### WHAT IS NEEDED:
Write out every entry, unchanged. Skip any picture.

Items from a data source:

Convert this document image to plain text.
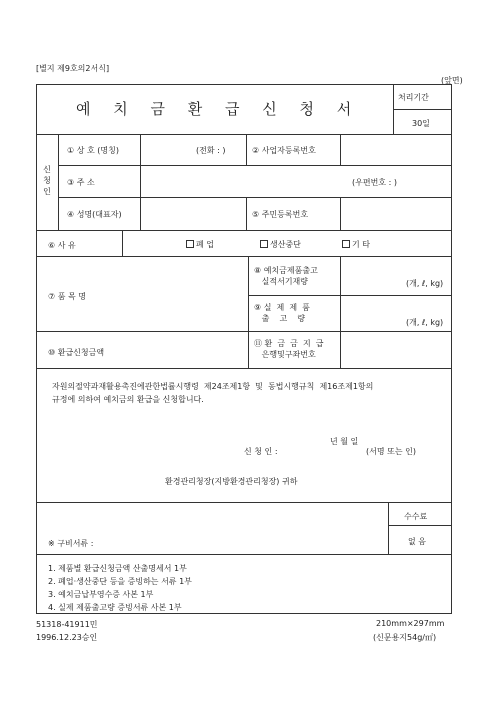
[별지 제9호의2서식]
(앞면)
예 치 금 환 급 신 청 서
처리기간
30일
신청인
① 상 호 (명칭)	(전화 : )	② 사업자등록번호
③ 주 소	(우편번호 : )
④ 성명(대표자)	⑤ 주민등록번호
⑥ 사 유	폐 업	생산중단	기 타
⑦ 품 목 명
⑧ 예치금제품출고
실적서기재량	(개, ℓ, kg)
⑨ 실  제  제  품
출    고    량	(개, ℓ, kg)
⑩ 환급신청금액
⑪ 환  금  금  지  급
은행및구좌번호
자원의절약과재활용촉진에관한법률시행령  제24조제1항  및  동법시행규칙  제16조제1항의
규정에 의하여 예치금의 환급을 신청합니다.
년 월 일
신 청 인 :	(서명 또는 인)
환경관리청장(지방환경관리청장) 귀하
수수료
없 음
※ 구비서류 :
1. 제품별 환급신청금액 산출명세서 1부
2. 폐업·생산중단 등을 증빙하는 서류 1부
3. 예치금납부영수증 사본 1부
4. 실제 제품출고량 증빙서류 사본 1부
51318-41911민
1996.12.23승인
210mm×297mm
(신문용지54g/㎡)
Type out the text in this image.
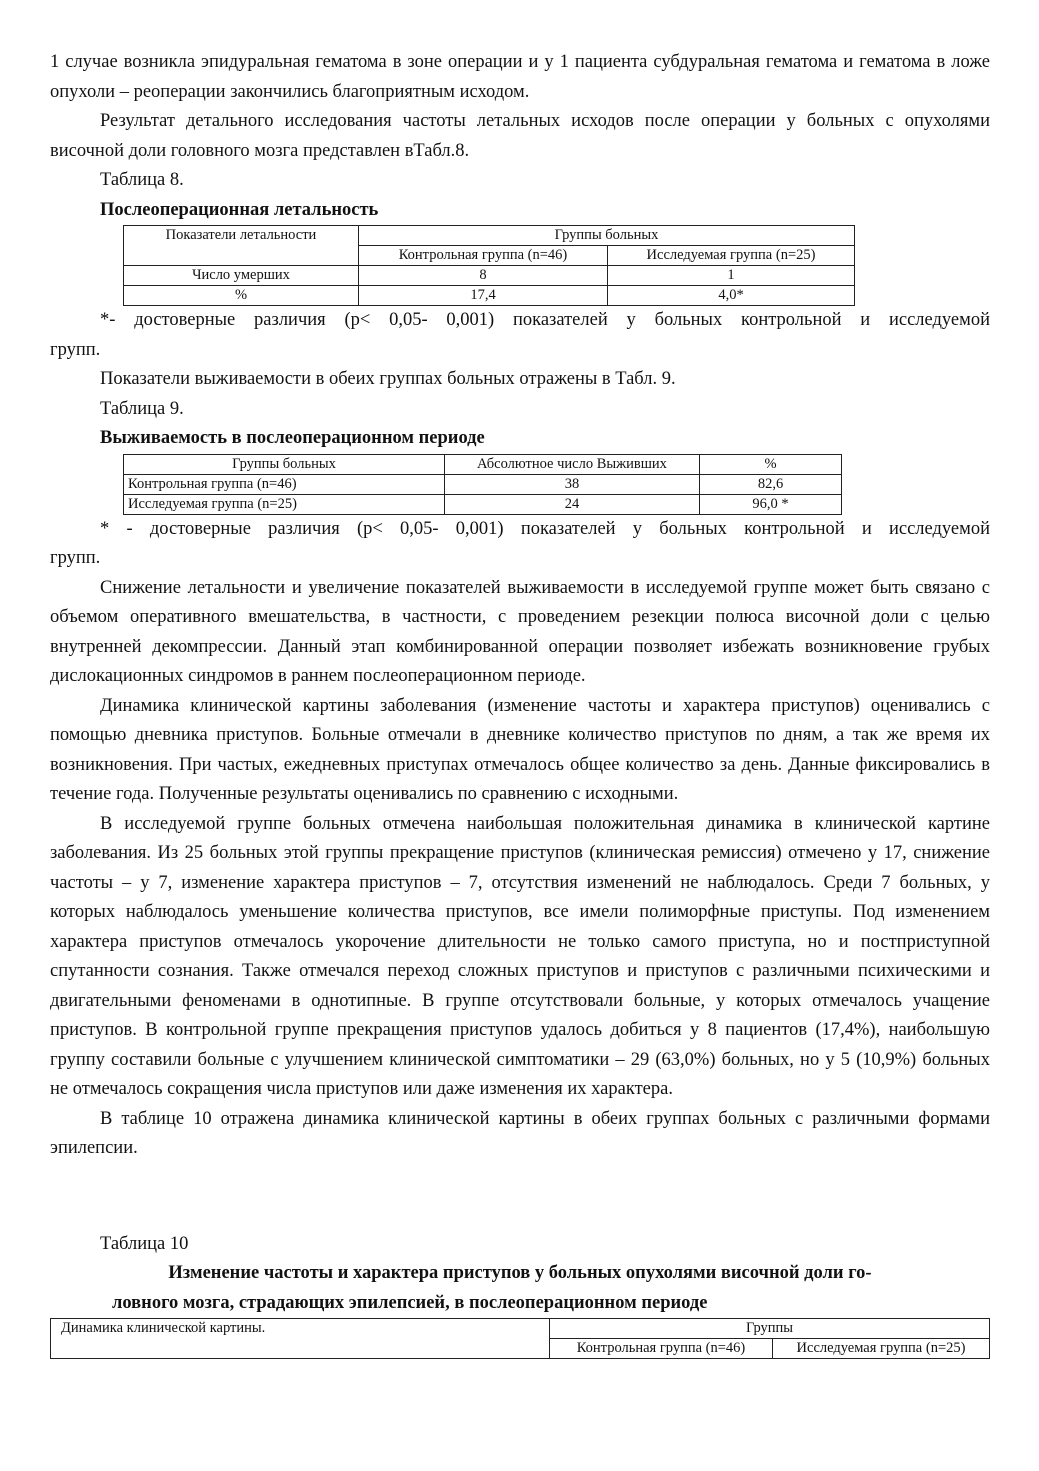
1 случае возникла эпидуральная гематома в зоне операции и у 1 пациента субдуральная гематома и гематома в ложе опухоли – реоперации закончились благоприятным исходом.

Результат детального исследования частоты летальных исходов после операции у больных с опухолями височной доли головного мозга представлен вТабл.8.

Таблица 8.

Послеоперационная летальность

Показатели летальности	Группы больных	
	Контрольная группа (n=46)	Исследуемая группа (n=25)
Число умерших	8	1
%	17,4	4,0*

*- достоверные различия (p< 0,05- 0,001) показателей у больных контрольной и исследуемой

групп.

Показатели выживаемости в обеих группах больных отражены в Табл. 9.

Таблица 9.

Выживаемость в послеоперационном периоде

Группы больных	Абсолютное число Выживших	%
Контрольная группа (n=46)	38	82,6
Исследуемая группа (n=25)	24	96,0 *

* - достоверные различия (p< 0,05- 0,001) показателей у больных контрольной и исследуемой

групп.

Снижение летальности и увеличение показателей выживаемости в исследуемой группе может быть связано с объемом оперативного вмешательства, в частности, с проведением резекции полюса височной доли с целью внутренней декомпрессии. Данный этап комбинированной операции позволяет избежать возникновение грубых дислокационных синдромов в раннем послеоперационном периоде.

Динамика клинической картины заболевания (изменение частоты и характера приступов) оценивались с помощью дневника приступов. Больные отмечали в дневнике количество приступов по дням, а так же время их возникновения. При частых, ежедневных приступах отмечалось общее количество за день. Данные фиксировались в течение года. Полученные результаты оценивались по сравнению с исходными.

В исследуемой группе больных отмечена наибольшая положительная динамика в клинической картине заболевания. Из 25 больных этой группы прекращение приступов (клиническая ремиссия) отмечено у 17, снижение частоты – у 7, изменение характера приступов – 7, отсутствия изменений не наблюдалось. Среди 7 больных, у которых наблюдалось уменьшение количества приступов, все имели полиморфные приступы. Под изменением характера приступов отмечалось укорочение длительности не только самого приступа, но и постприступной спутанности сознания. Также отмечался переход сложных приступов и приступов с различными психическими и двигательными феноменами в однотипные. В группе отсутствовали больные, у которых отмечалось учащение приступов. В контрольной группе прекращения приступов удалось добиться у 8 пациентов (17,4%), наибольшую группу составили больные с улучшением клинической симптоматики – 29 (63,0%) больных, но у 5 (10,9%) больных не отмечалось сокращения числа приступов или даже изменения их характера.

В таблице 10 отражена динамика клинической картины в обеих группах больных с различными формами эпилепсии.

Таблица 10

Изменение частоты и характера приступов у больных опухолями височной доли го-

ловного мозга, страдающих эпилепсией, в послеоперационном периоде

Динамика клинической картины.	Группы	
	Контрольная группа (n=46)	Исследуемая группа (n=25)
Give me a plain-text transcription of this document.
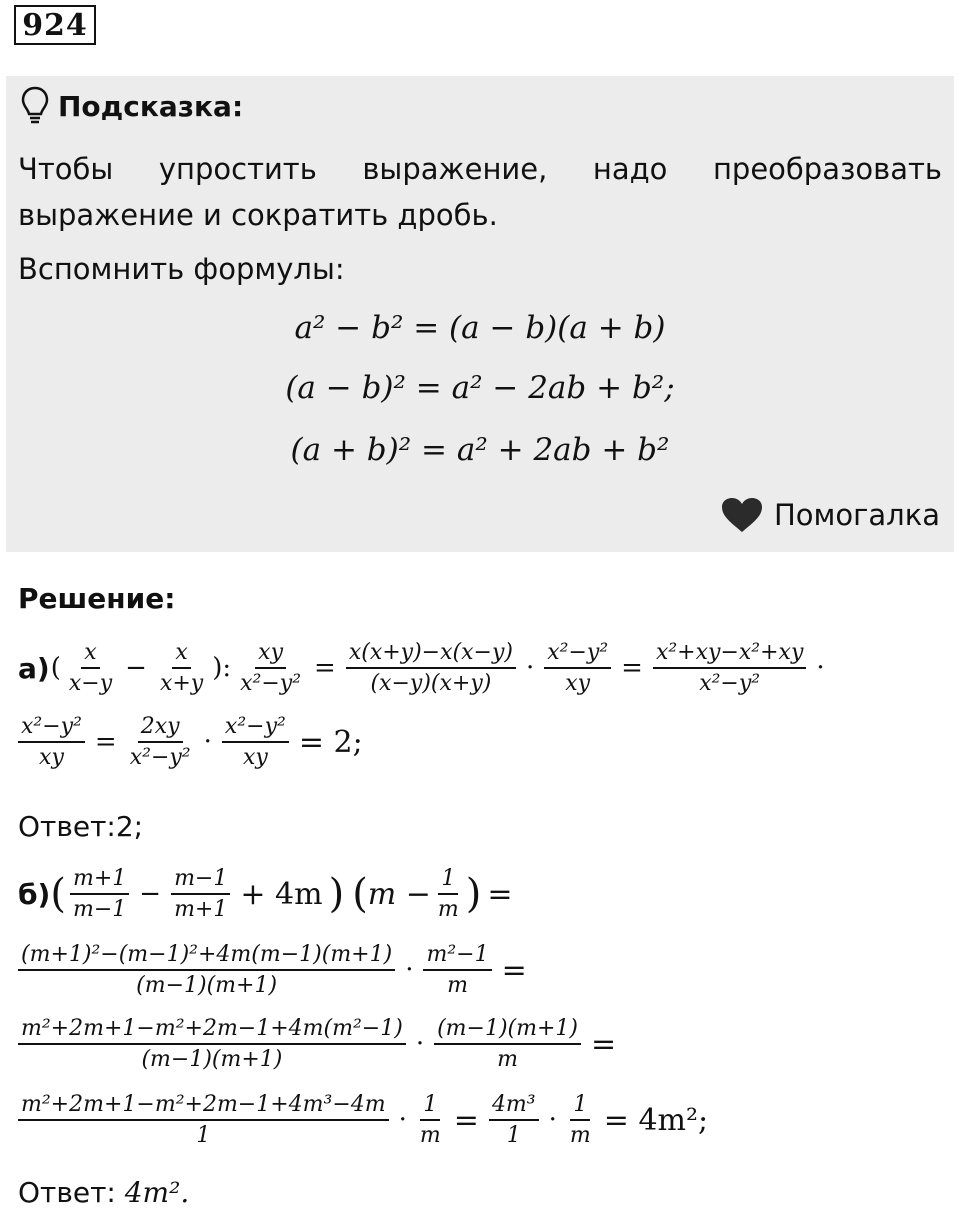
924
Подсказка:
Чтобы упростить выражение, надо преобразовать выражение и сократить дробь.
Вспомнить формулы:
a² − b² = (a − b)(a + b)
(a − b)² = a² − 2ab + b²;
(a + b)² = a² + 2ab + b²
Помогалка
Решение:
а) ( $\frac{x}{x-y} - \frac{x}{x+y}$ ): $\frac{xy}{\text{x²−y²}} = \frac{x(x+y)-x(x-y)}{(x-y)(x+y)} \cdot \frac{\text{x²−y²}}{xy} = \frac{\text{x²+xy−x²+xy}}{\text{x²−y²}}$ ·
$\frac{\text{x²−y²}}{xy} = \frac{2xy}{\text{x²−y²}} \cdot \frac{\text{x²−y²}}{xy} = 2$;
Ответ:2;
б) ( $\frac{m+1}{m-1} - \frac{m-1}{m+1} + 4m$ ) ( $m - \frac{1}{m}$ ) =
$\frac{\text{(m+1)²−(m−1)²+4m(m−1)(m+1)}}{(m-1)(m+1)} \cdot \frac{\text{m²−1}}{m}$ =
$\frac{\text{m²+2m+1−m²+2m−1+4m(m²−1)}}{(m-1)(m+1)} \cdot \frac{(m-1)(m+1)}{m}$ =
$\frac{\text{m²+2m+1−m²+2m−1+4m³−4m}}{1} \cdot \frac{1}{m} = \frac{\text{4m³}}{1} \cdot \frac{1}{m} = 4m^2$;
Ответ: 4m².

### REPLY TO THE EXERCISE:
Convert this document image to plain text.
[별지 제9호의2서식]
(앞면)
예 치 금 환 급 신 청 서
처리기간
30일
신청인
① 상 호 (명칭)	(전화 : )	② 사업자등록번호
③ 주 소	(우편번호 : )
④ 성명(대표자)	⑤ 주민등록번호
⑥ 사 유	폐 업	생산중단	기 타
⑦ 품 목 명
⑧ 예치금제품출고
실적서기재량	(개, ℓ, kg)
⑨ 실  제  제  품
출    고    량	(개, ℓ, kg)
⑩ 환급신청금액
⑪ 환  금  금  지  급
은행및구좌번호
자원의절약과재활용촉진에관한법률시행령  제24조제1항  및  동법시행규칙  제16조제1항의
규정에 의하여 예치금의 환급을 신청합니다.
년 월 일
신 청 인 :	(서명 또는 인)
환경관리청장(지방환경관리청장) 귀하
수수료
없 음
※ 구비서류 :
1. 제품별 환급신청금액 산출명세서 1부
2. 폐업·생산중단 등을 증빙하는 서류 1부
3. 예치금납부영수증 사본 1부
4. 실제 제품출고량 증빙서류 사본 1부
51318-41911민
1996.12.23승인
210mm×297mm
(신문용지54g/㎡)
Type out the text in this image.
1 случае возникла эпидуральная гематома в зоне операции и у 1 пациента субдуральная гематома и гематома в ложе опухоли – реоперации закончились благоприятным исходом.

Результат детального исследования частоты летальных исходов после операции у больных с опухолями височной доли головного мозга представлен вТабл.8.

Таблица 8.

Послеоперационная летальность

Показатели летальности	Группы больных	
	Контрольная группа (n=46)	Исследуемая группа (n=25)
Число умерших	8	1
%	17,4	4,0*

*- достоверные различия (p< 0,05- 0,001) показателей у больных контрольной и исследуемой

групп.

Показатели выживаемости в обеих группах больных отражены в Табл. 9.

Таблица 9.

Выживаемость в послеоперационном периоде

Группы больных	Абсолютное число Выживших	%
Контрольная группа (n=46)	38	82,6
Исследуемая группа (n=25)	24	96,0 *

* - достоверные различия (p< 0,05- 0,001) показателей у больных контрольной и исследуемой

групп.

Снижение летальности и увеличение показателей выживаемости в исследуемой группе может быть связано с объемом оперативного вмешательства, в частности, с проведением резекции полюса височной доли с целью внутренней декомпрессии. Данный этап комбинированной операции позволяет избежать возникновение грубых дислокационных синдромов в раннем послеоперационном периоде.

Динамика клинической картины заболевания (изменение частоты и характера приступов) оценивались с помощью дневника приступов. Больные отмечали в дневнике количество приступов по дням, а так же время их возникновения. При частых, ежедневных приступах отмечалось общее количество за день. Данные фиксировались в течение года. Полученные результаты оценивались по сравнению с исходными.

В исследуемой группе больных отмечена наибольшая положительная динамика в клинической картине заболевания. Из 25 больных этой группы прекращение приступов (клиническая ремиссия) отмечено у 17, снижение частоты – у 7, изменение характера приступов – 7, отсутствия изменений не наблюдалось. Среди 7 больных, у которых наблюдалось уменьшение количества приступов, все имели полиморфные приступы. Под изменением характера приступов отмечалось укорочение длительности не только самого приступа, но и постприступной спутанности сознания. Также отмечался переход сложных приступов и приступов с различными психическими и двигательными феноменами в однотипные. В группе отсутствовали больные, у которых отмечалось учащение приступов. В контрольной группе прекращения приступов удалось добиться у 8 пациентов (17,4%), наибольшую группу составили больные с улучшением клинической симптоматики – 29 (63,0%) больных, но у 5 (10,9%) больных не отмечалось сокращения числа приступов или даже изменения их характера.

В таблице 10 отражена динамика клинической картины в обеих группах больных с различными формами эпилепсии.

Таблица 10

Изменение частоты и характера приступов у больных опухолями височной доли го-

ловного мозга, страдающих эпилепсией, в послеоперационном периоде

Динамика клинической картины.	Группы	
	Контрольная группа (n=46)	Исследуемая группа (n=25)
Give me a plain-text transcription of this document.
924
Подсказка:
Чтобы упростить выражение, надо преобразовать выражение и сократить дробь.
Вспомнить формулы:
a² − b² = (a − b)(a + b)
(a − b)² = a² − 2ab + b²;
(a + b)² = a² + 2ab + b²
Помогалка
Решение:
а) ( $\frac{x}{x-y} - \frac{x}{x+y}$ ): $\frac{xy}{\text{x²−y²}} = \frac{x(x+y)-x(x-y)}{(x-y)(x+y)} \cdot \frac{\text{x²−y²}}{xy} = \frac{\text{x²+xy−x²+xy}}{\text{x²−y²}}$ ·
$\frac{\text{x²−y²}}{xy} = \frac{2xy}{\text{x²−y²}} \cdot \frac{\text{x²−y²}}{xy} = 2$;
Ответ:2;
б) ( $\frac{m+1}{m-1} - \frac{m-1}{m+1} + 4m$ ) ( $m - \frac{1}{m}$ ) =
$\frac{\text{(m+1)²−(m−1)²+4m(m−1)(m+1)}}{(m-1)(m+1)} \cdot \frac{\text{m²−1}}{m}$ =
$\frac{\text{m²+2m+1−m²+2m−1+4m(m²−1)}}{(m-1)(m+1)} \cdot \frac{(m-1)(m+1)}{m}$ =
$\frac{\text{m²+2m+1−m²+2m−1+4m³−4m}}{1} \cdot \frac{1}{m} = \frac{\text{4m³}}{1} \cdot \frac{1}{m} = 4m^2$;
Ответ: 4m².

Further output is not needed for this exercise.